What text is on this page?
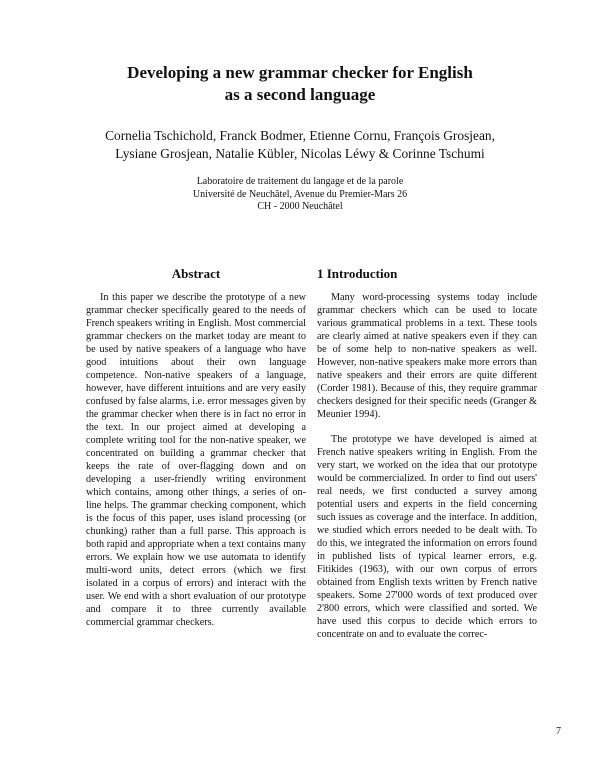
Developing a new grammar checker for English
as a second language
Cornelia Tschichold, Franck Bodmer, Etienne Cornu, François Grosjean,
Lysiane Grosjean, Natalie Kübler, Nicolas Léwy & Corinne Tschumi
Laboratoire de traitement du langage et de la parole
Université de Neuchâtel, Avenue du Premier-Mars 26
CH - 2000 Neuchâtel
Abstract

In this paper we describe the prototype of a new grammar checker specifically geared to the needs of French speakers writing in English. Most commercial grammar checkers on the market today are meant to be used by native speakers of a language who have good intuitions about their own language competence. Non-native speakers of a language, however, have different intuitions and are very easily confused by false alarms, i.e. error messages given by the grammar checker when there is in fact no error in the text. In our project aimed at developing a complete writing tool for the non-native speaker, we concentrated on building a grammar checker that keeps the rate of over-flagging down and on developing a user-friendly writing environment which contains, among other things, a series of on-line helps. The grammar checking component, which is the focus of this paper, uses island processing (or chunking) rather than a full parse. This approach is both rapid and appropriate when a text contains many errors. We explain how we use automata to identify multi-word units, detect errors (which we first isolated in a corpus of errors) and interact with the user. We end with a short evaluation of our prototype and compare it to three currently available commercial grammar checkers.

1 Introduction

Many word-processing systems today include grammar checkers which can be used to locate various grammatical problems in a text. These tools are clearly aimed at native speakers even if they can be of some help to non-native speakers as well. However, non-native speakers make more errors than native speakers and their errors are quite different (Corder 1981). Because of this, they require grammar checkers designed for their specific needs (Granger & Meunier 1994).

The prototype we have developed is aimed at French native speakers writing in English. From the very start, we worked on the idea that our prototype would be commercialized. In order to find out users' real needs, we first conducted a survey among potential users and experts in the field concerning such issues as coverage and the interface. In addition, we studied which errors needed to be dealt with. To do this, we integrated the information on errors found in published lists of typical learner errors, e.g. Fitikides (1963), with our own corpus of errors obtained from English texts written by French native speakers. Some 27'000 words of text produced over 2'800 errors, which were classified and sorted. We have used this corpus to decide which errors to concentrate on and to evaluate the correc-

7
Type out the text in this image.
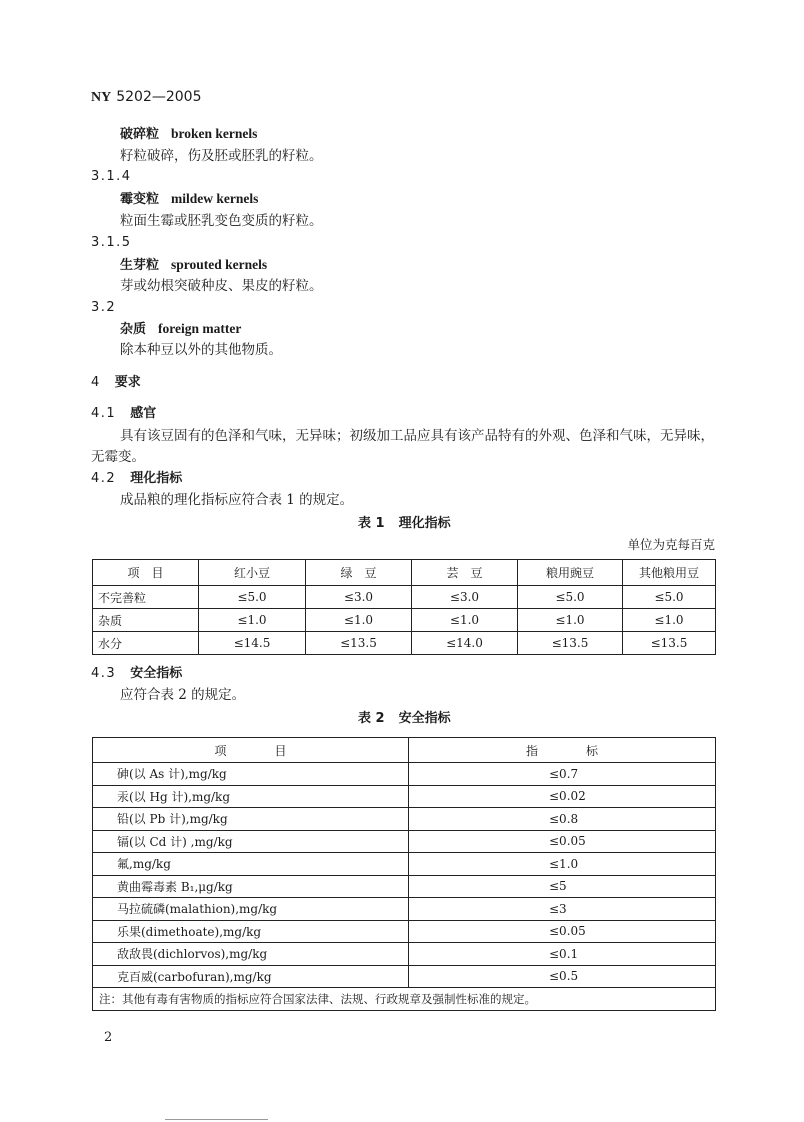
NY 5202—2005
破碎粒 broken kernels
籽粒破碎，伤及胚或胚乳的籽粒。
3.1.4
霉变粒 mildew kernels
粒面生霉或胚乳变色变质的籽粒。
3.1.5
生芽粒 sprouted kernels
芽或幼根突破种皮、果皮的籽粒。
3.2
杂质 foreign matter
除本种豆以外的其他物质。
4 要求
4.1 感官
具有该豆固有的色泽和气味，无异味；初级加工品应具有该产品特有的外观、色泽和气味，无异味，
无霉变。
4.2 理化指标
成品粮的理化指标应符合表 1 的规定。
表 1 理化指标
单位为克每百克
项　目	红小豆	绿　豆	芸　豆	粮用豌豆	其他粮用豆
不完善粒	≤5.0	≤3.0	≤3.0	≤5.0	≤5.0
杂质	≤1.0	≤1.0	≤1.0	≤1.0	≤1.0
水分	≤14.5	≤13.5	≤14.0	≤13.5	≤13.5
4.3 安全指标
应符合表 2 的规定。
表 2 安全指标
项　　　　目	指　　　　标
砷(以 As 计),mg/kg	≤0.7
汞(以 Hg 计),mg/kg	≤0.02
铅(以 Pb 计),mg/kg	≤0.8
镉(以 Cd 计) ,mg/kg	≤0.05
氟,mg/kg	≤1.0
黄曲霉毒素 B₁,μg/kg	≤5
马拉硫磷(malathion),mg/kg	≤3
乐果(dimethoate),mg/kg	≤0.05
敌敌畏(dichlorvos),mg/kg	≤0.1
克百威(carbofuran),mg/kg	≤0.5
注：其他有毒有害物质的指标应符合国家法律、法规、行政规章及强制性标准的规定。	
2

| Task description |
Filter the records, keeping only lines that contain "kernels", and show those lines.

| Response |
破碎粒 broken kernels
霉变粒 mildew kernels
生芽粒 sprouted kernels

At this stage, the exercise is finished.